• _AIM_
Write out only the lines running from the one that contains "Output the text content of this document." to the end of the material, both ends included.

• _DATA FOR THE TASK_
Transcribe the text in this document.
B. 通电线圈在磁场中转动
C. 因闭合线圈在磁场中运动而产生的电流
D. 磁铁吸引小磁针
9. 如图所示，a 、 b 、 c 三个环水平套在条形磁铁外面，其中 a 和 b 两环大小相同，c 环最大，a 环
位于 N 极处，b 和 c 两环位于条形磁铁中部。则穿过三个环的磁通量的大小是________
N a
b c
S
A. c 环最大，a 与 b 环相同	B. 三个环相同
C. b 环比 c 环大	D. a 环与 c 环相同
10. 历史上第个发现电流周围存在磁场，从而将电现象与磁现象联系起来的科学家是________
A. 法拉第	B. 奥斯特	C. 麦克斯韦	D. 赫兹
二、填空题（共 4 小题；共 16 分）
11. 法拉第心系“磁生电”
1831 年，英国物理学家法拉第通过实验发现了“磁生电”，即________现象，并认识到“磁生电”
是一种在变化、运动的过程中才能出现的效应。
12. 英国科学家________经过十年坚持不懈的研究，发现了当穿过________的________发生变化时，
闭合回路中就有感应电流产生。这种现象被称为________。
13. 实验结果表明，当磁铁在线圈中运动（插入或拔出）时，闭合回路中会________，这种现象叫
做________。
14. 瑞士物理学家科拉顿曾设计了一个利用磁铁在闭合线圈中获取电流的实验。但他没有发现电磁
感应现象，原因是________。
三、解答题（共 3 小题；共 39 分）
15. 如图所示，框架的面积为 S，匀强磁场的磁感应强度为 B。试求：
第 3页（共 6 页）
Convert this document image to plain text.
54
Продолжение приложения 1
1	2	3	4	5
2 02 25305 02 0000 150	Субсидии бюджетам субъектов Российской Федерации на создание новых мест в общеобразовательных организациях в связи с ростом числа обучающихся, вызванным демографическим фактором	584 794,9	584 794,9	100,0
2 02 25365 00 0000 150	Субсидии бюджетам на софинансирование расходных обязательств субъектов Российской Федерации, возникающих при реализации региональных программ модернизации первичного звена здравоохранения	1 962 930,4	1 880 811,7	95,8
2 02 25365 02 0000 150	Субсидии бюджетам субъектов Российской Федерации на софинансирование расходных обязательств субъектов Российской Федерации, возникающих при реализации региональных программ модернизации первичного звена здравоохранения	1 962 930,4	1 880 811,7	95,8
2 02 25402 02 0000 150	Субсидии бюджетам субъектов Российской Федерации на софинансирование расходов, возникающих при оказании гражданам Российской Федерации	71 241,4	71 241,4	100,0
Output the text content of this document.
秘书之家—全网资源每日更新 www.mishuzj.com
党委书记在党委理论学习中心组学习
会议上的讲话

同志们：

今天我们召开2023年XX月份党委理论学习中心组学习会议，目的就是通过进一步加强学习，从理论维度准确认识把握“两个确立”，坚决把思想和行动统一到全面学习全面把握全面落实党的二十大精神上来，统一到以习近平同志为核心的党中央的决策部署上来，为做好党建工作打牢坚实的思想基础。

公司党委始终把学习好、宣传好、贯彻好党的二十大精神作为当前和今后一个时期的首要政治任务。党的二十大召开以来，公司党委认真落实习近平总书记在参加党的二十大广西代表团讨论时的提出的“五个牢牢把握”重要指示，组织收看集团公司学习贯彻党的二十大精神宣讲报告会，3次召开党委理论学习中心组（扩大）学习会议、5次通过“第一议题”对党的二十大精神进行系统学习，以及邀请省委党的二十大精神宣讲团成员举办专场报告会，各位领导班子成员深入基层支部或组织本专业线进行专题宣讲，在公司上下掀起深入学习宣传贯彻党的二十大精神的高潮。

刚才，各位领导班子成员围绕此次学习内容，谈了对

• _COMPLETE RESPONSE_
Output the text content of this document.
秘书之家—全网资源每日更新 www.mishuzj.com
党委书记在党委理论学习中心组学习
会议上的讲话

同志们：

今天我们召开2023年XX月份党委理论学习中心组学习会议，目的就是通过进一步加强学习，从理论维度准确认识把握“两个确立”，坚决把思想和行动统一到全面学习全面把握全面落实党的二十大精神上来，统一到以习近平同志为核心的党中央的决策部署上来，为做好党建工作打牢坚实的思想基础。

公司党委始终把学习好、宣传好、贯彻好党的二十大精神作为当前和今后一个时期的首要政治任务。党的二十大召开以来，公司党委认真落实习近平总书记在参加党的二十大广西代表团讨论时的提出的“五个牢牢把握”重要指示，组织收看集团公司学习贯彻党的二十大精神宣讲报告会，3次召开党委理论学习中心组（扩大）学习会议、5次通过“第一议题”对党的二十大精神进行系统学习，以及邀请省委党的二十大精神宣讲团成员举办专场报告会，各位领导班子成员深入基层支部或组织本专业线进行专题宣讲，在公司上下掀起深入学习宣传贯彻党的二十大精神的高潮。

刚才，各位领导班子成员围绕此次学习内容，谈了对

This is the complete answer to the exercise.